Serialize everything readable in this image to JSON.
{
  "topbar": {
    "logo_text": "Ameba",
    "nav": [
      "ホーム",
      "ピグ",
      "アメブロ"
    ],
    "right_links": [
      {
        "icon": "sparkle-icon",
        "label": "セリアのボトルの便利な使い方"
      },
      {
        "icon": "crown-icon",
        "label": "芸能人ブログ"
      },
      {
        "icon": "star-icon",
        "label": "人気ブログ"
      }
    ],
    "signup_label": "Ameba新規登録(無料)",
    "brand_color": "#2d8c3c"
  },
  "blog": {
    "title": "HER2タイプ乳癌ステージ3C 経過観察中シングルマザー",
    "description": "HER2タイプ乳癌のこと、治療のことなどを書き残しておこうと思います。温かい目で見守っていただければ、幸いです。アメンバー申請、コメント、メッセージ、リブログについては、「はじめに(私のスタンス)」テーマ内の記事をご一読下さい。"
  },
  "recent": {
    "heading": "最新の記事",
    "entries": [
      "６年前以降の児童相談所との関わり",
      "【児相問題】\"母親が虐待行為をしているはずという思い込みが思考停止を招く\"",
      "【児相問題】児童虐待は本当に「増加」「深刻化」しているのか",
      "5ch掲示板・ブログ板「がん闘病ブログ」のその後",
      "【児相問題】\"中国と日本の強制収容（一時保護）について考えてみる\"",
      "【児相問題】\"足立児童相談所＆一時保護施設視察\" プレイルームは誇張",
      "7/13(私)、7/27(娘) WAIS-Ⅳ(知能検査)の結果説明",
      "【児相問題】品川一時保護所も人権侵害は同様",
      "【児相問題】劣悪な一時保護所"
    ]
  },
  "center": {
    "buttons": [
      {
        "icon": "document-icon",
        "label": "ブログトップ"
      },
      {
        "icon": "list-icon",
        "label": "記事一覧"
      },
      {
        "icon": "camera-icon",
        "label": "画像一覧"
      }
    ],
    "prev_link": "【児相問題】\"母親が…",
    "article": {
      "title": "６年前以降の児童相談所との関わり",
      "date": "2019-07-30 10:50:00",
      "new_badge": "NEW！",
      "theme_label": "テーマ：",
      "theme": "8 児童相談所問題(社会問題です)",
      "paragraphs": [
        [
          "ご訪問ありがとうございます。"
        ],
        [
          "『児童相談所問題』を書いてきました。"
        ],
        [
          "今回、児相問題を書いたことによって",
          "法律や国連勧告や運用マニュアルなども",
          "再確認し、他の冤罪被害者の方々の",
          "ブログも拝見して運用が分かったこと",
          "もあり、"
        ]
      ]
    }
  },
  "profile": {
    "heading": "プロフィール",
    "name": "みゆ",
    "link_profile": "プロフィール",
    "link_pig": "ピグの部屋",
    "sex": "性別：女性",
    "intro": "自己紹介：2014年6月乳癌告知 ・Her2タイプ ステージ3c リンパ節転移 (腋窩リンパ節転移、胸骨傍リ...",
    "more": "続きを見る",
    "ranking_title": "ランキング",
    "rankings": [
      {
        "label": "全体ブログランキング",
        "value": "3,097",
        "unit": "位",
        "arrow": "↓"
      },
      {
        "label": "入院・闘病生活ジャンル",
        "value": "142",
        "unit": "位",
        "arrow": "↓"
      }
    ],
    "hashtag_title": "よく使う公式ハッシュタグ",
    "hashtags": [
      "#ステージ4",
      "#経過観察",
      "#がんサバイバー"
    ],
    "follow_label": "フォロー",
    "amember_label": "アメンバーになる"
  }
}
# # # # # # #
* _GIVEN PROBLEM_: Within the listing above, copy each line that has the string "児童相談所問題".

* _RESPONSE TO THE EXERCISE_:
      "theme": "8 児童相談所問題(社会問題です)",
          "『児童相談所問題』を書いてきました。"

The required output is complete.